[Entries with figure data]
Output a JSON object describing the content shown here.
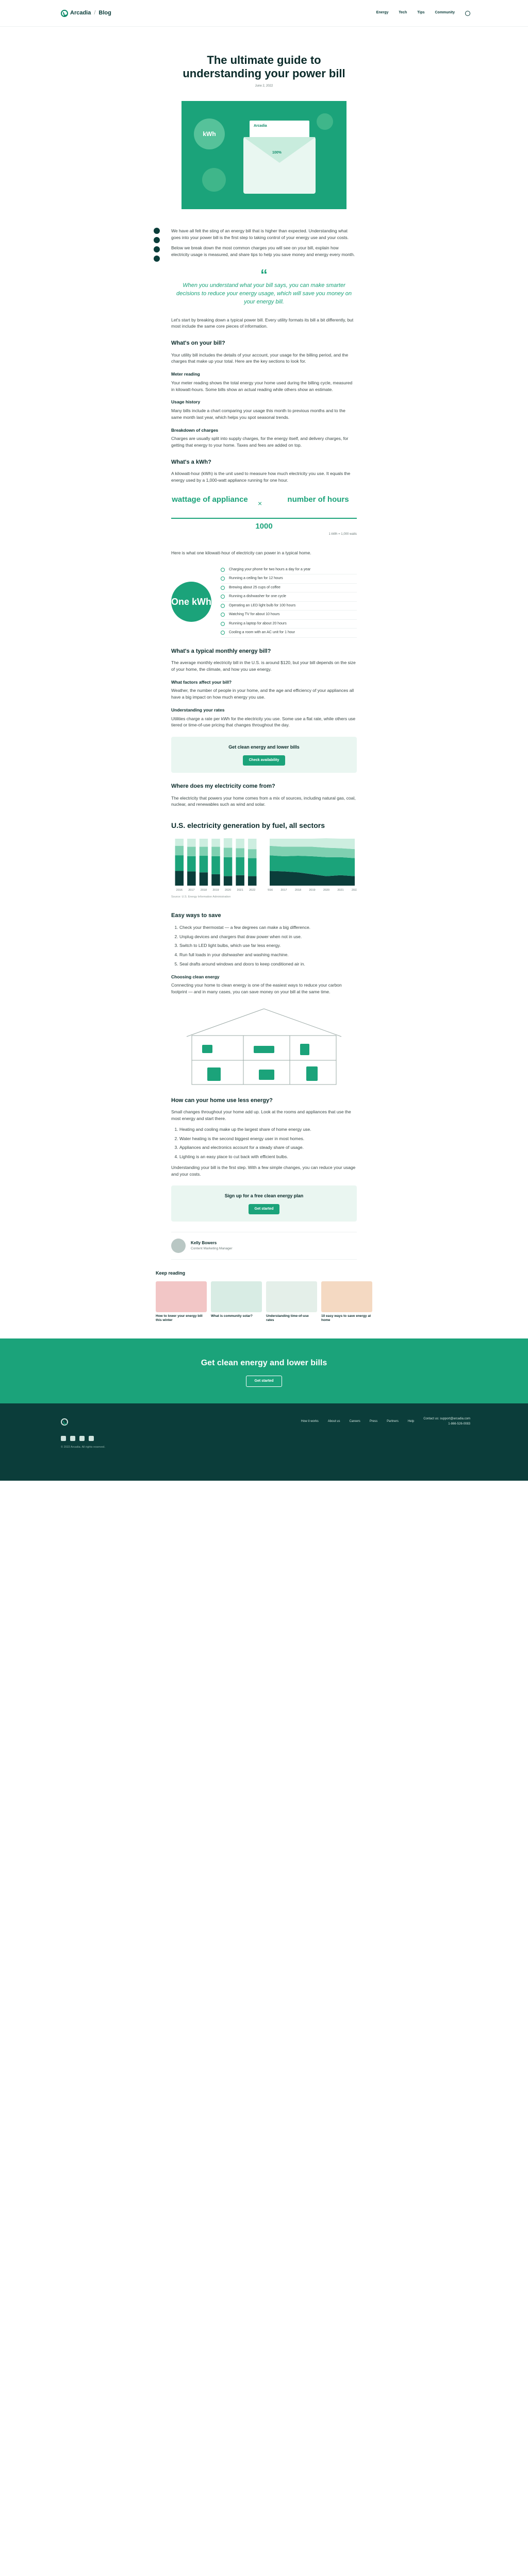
{
  "header": {
    "brand": "Arcadia",
    "section": "Blog",
    "nav": [
      "Energy",
      "Tech",
      "Tips",
      "Community"
    ]
  },
  "hero": {
    "title": "The ultimate guide to understanding your power bill",
    "date": "June 2, 2022"
  },
  "hero_art": {
    "kwh_label": "kWh",
    "bill_label": "Arcadia",
    "gauge_label": "100%"
  },
  "article": {
    "intro": [
      "We have all felt the sting of an energy bill that is higher than expected. Understanding what goes into your power bill is the first step to taking control of your energy use and your costs.",
      "Below we break down the most common charges you will see on your bill, explain how electricity usage is measured, and share tips to help you save money and energy every month."
    ],
    "quote": "When you understand what your bill says, you can make smarter decisions to reduce your energy usage, which will save you money on your energy bill.",
    "section_intro": "Let's start by breaking down a typical power bill. Every utility formats its bill a bit differently, but most include the same core pieces of information.",
    "h_read": "What's on your bill?",
    "read_text": "Your utility bill includes the details of your account, your usage for the billing period, and the charges that make up your total. Here are the key sections to look for.",
    "h_meter": "Meter reading",
    "meter_text": "Your meter reading shows the total energy your home used during the billing cycle, measured in kilowatt-hours. Some bills show an actual reading while others show an estimate.",
    "h_usage": "Usage history",
    "usage_text": "Many bills include a chart comparing your usage this month to previous months and to the same month last year, which helps you spot seasonal trends.",
    "h_breakdown": "Breakdown of charges",
    "breakdown_text": "Charges are usually split into supply charges, for the energy itself, and delivery charges, for getting that energy to your home. Taxes and fees are added on top.",
    "h_kwh": "What's a kWh?",
    "kwh_text": "A kilowatt-hour (kWh) is the unit used to measure how much electricity you use. It equals the energy used by a 1,000-watt appliance running for one hour.",
    "formula_left": "wattage of appliance",
    "formula_times": "×",
    "formula_right": "number of hours",
    "formula_den": "1000",
    "formula_note": "1 kWh = 1,000 watts",
    "kwh_after": "Here is what one kilowatt-hour of electricity can power in a typical home.",
    "kwh_circle": "One kWh",
    "kwh_items": [
      "Charging your phone for two hours a day for a year",
      "Running a ceiling fan for 12 hours",
      "Brewing about 25 cups of coffee",
      "Running a dishwasher for one cycle",
      "Operating an LED light bulb for 100 hours",
      "Watching TV for about 10 hours",
      "Running a laptop for about 20 hours",
      "Cooling a room with an AC unit for 1 hour"
    ],
    "h_average": "What's a typical monthly energy bill?",
    "average_text": "The average monthly electricity bill in the U.S. is around $120, but your bill depends on the size of your home, the climate, and how you use energy.",
    "h_factors": "What factors affect your bill?",
    "factors_text": "Weather, the number of people in your home, and the age and efficiency of your appliances all have a big impact on how much energy you use.",
    "h_rates": "Understanding your rates",
    "rates_text": "Utilities charge a rate per kWh for the electricity you use. Some use a flat rate, while others use tiered or time-of-use pricing that changes throughout the day.",
    "cta1_title": "Get clean energy and lower bills",
    "cta1_button": "Check availability",
    "h_sources": "Where does my electricity come from?",
    "sources_text": "The electricity that powers your home comes from a mix of sources, including natural gas, coal, nuclear, and renewables such as wind and solar.",
    "chart_title": "U.S. electricity generation by fuel, all sectors",
    "chart_source": "Source: U.S. Energy Information Administration",
    "h_save": "Easy ways to save",
    "save_list": [
      "Check your thermostat — a few degrees can make a big difference.",
      "Unplug devices and chargers that draw power when not in use.",
      "Switch to LED light bulbs, which use far less energy.",
      "Run full loads in your dishwasher and washing machine.",
      "Seal drafts around windows and doors to keep conditioned air in."
    ],
    "h_clean": "Choosing clean energy",
    "clean_text": "Connecting your home to clean energy is one of the easiest ways to reduce your carbon footprint — and in many cases, you can save money on your bill at the same time.",
    "h_home": "How can your home use less energy?",
    "home_text": "Small changes throughout your home add up. Look at the rooms and appliances that use the most energy and start there.",
    "home_list": [
      "Heating and cooling make up the largest share of home energy use.",
      "Water heating is the second biggest energy user in most homes.",
      "Appliances and electronics account for a steady share of usage.",
      "Lighting is an easy place to cut back with efficient bulbs."
    ],
    "closing": "Understanding your bill is the first step. With a few simple changes, you can reduce your usage and your costs.",
    "cta2_title": "Sign up for a free clean energy plan",
    "cta2_button": "Get started",
    "author_name": "Kelly Bowers",
    "author_role": "Content Marketing Manager"
  },
  "keep_reading": {
    "title": "Keep reading",
    "cards": [
      "How to lower your energy bill this winter",
      "What is community solar?",
      "Understanding time-of-use rates",
      "10 easy ways to save energy at home"
    ]
  },
  "banner": {
    "title": "Get clean energy and lower bills",
    "button": "Get started"
  },
  "footer": {
    "links": [
      "How it works",
      "About us",
      "Careers",
      "Press",
      "Partners",
      "Help"
    ],
    "contact": "Contact us: support@arcadia.com",
    "phone": "1-866-526-0083",
    "copyright": "© 2022 Arcadia. All rights reserved."
  },
  "chart_data": [
    {
      "type": "bar",
      "title": "U.S. electricity generation by fuel, all sectors",
      "xlabel": "",
      "ylabel": "",
      "categories": [
        "2016",
        "2017",
        "2018",
        "2019",
        "2020",
        "2021",
        "2022"
      ],
      "series": [
        {
          "name": "Coal",
          "values": [
            31,
            30,
            28,
            24,
            20,
            22,
            20
          ]
        },
        {
          "name": "Natural gas",
          "values": [
            33,
            32,
            35,
            38,
            40,
            38,
            38
          ]
        },
        {
          "name": "Nuclear",
          "values": [
            20,
            20,
            19,
            20,
            20,
            19,
            19
          ]
        },
        {
          "name": "Renewables",
          "values": [
            15,
            17,
            17,
            17,
            20,
            20,
            22
          ]
        }
      ],
      "ylim": [
        0,
        100
      ]
    },
    {
      "type": "area",
      "title": "",
      "xlabel": "",
      "ylabel": "",
      "categories": [
        "2016",
        "2017",
        "2018",
        "2019",
        "2020",
        "2021",
        "2022"
      ],
      "series": [
        {
          "name": "Coal",
          "values": [
            31,
            30,
            28,
            24,
            20,
            22,
            20
          ]
        },
        {
          "name": "Natural gas",
          "values": [
            33,
            32,
            35,
            38,
            40,
            38,
            38
          ]
        },
        {
          "name": "Nuclear",
          "values": [
            20,
            20,
            19,
            20,
            20,
            19,
            19
          ]
        },
        {
          "name": "Renewables",
          "values": [
            15,
            17,
            17,
            17,
            20,
            20,
            22
          ]
        }
      ],
      "ylim": [
        0,
        100
      ]
    }
  ],
  "colors": {
    "accent": "#1ba37a",
    "dark": "#0b3d3a"
  }
}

### TASK TO CARRY OUT
Reproduce each line exactly, please, except for any pictures.

### ANSWER
Output a JSON object describing the content shown here.
{
  "header": {
    "brand": "Arcadia",
    "section": "Blog",
    "nav": [
      "Energy",
      "Tech",
      "Tips",
      "Community"
    ]
  },
  "hero": {
    "title": "The ultimate guide to understanding your power bill",
    "date": "June 2, 2022"
  },
  "hero_art": {
    "kwh_label": "kWh",
    "bill_label": "Arcadia",
    "gauge_label": "100%"
  },
  "article": {
    "intro": [
      "We have all felt the sting of an energy bill that is higher than expected. Understanding what goes into your power bill is the first step to taking control of your energy use and your costs.",
      "Below we break down the most common charges you will see on your bill, explain how electricity usage is measured, and share tips to help you save money and energy every month."
    ],
    "quote": "When you understand what your bill says, you can make smarter decisions to reduce your energy usage, which will save you money on your energy bill.",
    "section_intro": "Let's start by breaking down a typical power bill. Every utility formats its bill a bit differently, but most include the same core pieces of information.",
    "h_read": "What's on your bill?",
    "read_text": "Your utility bill includes the details of your account, your usage for the billing period, and the charges that make up your total. Here are the key sections to look for.",
    "h_meter": "Meter reading",
    "meter_text": "Your meter reading shows the total energy your home used during the billing cycle, measured in kilowatt-hours. Some bills show an actual reading while others show an estimate.",
    "h_usage": "Usage history",
    "usage_text": "Many bills include a chart comparing your usage this month to previous months and to the same month last year, which helps you spot seasonal trends.",
    "h_breakdown": "Breakdown of charges",
    "breakdown_text": "Charges are usually split into supply charges, for the energy itself, and delivery charges, for getting that energy to your home. Taxes and fees are added on top.",
    "h_kwh": "What's a kWh?",
    "kwh_text": "A kilowatt-hour (kWh) is the unit used to measure how much electricity you use. It equals the energy used by a 1,000-watt appliance running for one hour.",
    "formula_left": "wattage of appliance",
    "formula_times": "×",
    "formula_right": "number of hours",
    "formula_den": "1000",
    "formula_note": "1 kWh = 1,000 watts",
    "kwh_after": "Here is what one kilowatt-hour of electricity can power in a typical home.",
    "kwh_circle": "One kWh",
    "kwh_items": [
      "Charging your phone for two hours a day for a year",
      "Running a ceiling fan for 12 hours",
      "Brewing about 25 cups of coffee",
      "Running a dishwasher for one cycle",
      "Operating an LED light bulb for 100 hours",
      "Watching TV for about 10 hours",
      "Running a laptop for about 20 hours",
      "Cooling a room with an AC unit for 1 hour"
    ],
    "h_average": "What's a typical monthly energy bill?",
    "average_text": "The average monthly electricity bill in the U.S. is around $120, but your bill depends on the size of your home, the climate, and how you use energy.",
    "h_factors": "What factors affect your bill?",
    "factors_text": "Weather, the number of people in your home, and the age and efficiency of your appliances all have a big impact on how much energy you use.",
    "h_rates": "Understanding your rates",
    "rates_text": "Utilities charge a rate per kWh for the electricity you use. Some use a flat rate, while others use tiered or time-of-use pricing that changes throughout the day.",
    "cta1_title": "Get clean energy and lower bills",
    "cta1_button": "Check availability",
    "h_sources": "Where does my electricity come from?",
    "sources_text": "The electricity that powers your home comes from a mix of sources, including natural gas, coal, nuclear, and renewables such as wind and solar.",
    "chart_title": "U.S. electricity generation by fuel, all sectors",
    "chart_source": "Source: U.S. Energy Information Administration",
    "h_save": "Easy ways to save",
    "save_list": [
      "Check your thermostat — a few degrees can make a big difference.",
      "Unplug devices and chargers that draw power when not in use.",
      "Switch to LED light bulbs, which use far less energy.",
      "Run full loads in your dishwasher and washing machine.",
      "Seal drafts around windows and doors to keep conditioned air in."
    ],
    "h_clean": "Choosing clean energy",
    "clean_text": "Connecting your home to clean energy is one of the easiest ways to reduce your carbon footprint — and in many cases, you can save money on your bill at the same time.",
    "h_home": "How can your home use less energy?",
    "home_text": "Small changes throughout your home add up. Look at the rooms and appliances that use the most energy and start there.",
    "home_list": [
      "Heating and cooling make up the largest share of home energy use.",
      "Water heating is the second biggest energy user in most homes.",
      "Appliances and electronics account for a steady share of usage.",
      "Lighting is an easy place to cut back with efficient bulbs."
    ],
    "closing": "Understanding your bill is the first step. With a few simple changes, you can reduce your usage and your costs.",
    "cta2_title": "Sign up for a free clean energy plan",
    "cta2_button": "Get started",
    "author_name": "Kelly Bowers",
    "author_role": "Content Marketing Manager"
  },
  "keep_reading": {
    "title": "Keep reading",
    "cards": [
      "How to lower your energy bill this winter",
      "What is community solar?",
      "Understanding time-of-use rates",
      "10 easy ways to save energy at home"
    ]
  },
  "banner": {
    "title": "Get clean energy and lower bills",
    "button": "Get started"
  },
  "footer": {
    "links": [
      "How it works",
      "About us",
      "Careers",
      "Press",
      "Partners",
      "Help"
    ],
    "contact": "Contact us: support@arcadia.com",
    "phone": "1-866-526-0083",
    "copyright": "© 2022 Arcadia. All rights reserved."
  },
  "chart_data": [
    {
      "type": "bar",
      "title": "U.S. electricity generation by fuel, all sectors",
      "xlabel": "",
      "ylabel": "",
      "categories": [
        "2016",
        "2017",
        "2018",
        "2019",
        "2020",
        "2021",
        "2022"
      ],
      "series": [
        {
          "name": "Coal",
          "values": [
            31,
            30,
            28,
            24,
            20,
            22,
            20
          ]
        },
        {
          "name": "Natural gas",
          "values": [
            33,
            32,
            35,
            38,
            40,
            38,
            38
          ]
        },
        {
          "name": "Nuclear",
          "values": [
            20,
            20,
            19,
            20,
            20,
            19,
            19
          ]
        },
        {
          "name": "Renewables",
          "values": [
            15,
            17,
            17,
            17,
            20,
            20,
            22
          ]
        }
      ],
      "ylim": [
        0,
        100
      ]
    },
    {
      "type": "area",
      "title": "",
      "xlabel": "",
      "ylabel": "",
      "categories": [
        "2016",
        "2017",
        "2018",
        "2019",
        "2020",
        "2021",
        "2022"
      ],
      "series": [
        {
          "name": "Coal",
          "values": [
            31,
            30,
            28,
            24,
            20,
            22,
            20
          ]
        },
        {
          "name": "Natural gas",
          "values": [
            33,
            32,
            35,
            38,
            40,
            38,
            38
          ]
        },
        {
          "name": "Nuclear",
          "values": [
            20,
            20,
            19,
            20,
            20,
            19,
            19
          ]
        },
        {
          "name": "Renewables",
          "values": [
            15,
            17,
            17,
            17,
            20,
            20,
            22
          ]
        }
      ],
      "ylim": [
        0,
        100
      ]
    }
  ],
  "colors": {
    "accent": "#1ba37a",
    "dark": "#0b3d3a"
  }
}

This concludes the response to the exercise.